What you are asked to do:
Copy each line of the entries that contains the word "莫衷一是".

** Begin Data for processing **

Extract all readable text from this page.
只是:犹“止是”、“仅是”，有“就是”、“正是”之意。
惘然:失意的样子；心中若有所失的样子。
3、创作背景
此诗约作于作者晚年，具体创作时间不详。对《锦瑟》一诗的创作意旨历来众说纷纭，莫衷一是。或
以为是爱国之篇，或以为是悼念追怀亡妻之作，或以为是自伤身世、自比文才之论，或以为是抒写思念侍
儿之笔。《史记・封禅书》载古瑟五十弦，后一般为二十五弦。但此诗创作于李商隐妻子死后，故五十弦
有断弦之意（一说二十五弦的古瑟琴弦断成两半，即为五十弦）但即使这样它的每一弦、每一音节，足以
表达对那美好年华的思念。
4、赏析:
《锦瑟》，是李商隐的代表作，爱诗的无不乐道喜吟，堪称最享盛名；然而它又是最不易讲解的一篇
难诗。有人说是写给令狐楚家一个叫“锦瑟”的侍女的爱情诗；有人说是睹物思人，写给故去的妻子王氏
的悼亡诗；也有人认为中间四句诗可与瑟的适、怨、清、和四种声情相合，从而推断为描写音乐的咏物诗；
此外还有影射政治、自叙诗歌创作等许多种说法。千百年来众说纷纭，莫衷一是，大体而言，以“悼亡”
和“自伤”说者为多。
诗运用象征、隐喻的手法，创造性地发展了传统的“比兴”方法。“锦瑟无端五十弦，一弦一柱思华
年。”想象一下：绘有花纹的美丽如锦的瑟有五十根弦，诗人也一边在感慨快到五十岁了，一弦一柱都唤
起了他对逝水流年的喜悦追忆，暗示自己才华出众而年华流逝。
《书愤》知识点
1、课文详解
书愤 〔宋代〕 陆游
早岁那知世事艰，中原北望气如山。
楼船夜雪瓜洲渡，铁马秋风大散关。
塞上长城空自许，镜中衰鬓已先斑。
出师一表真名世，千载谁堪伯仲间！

** End Data for processing **

Output of the task:
此诗约作于作者晚年，具体创作时间不详。对《锦瑟》一诗的创作意旨历来众说纷纭，莫衷一是。或
此外还有影射政治、自叙诗歌创作等许多种说法。千百年来众说纷纭，莫衷一是，大体而言，以“悼亡”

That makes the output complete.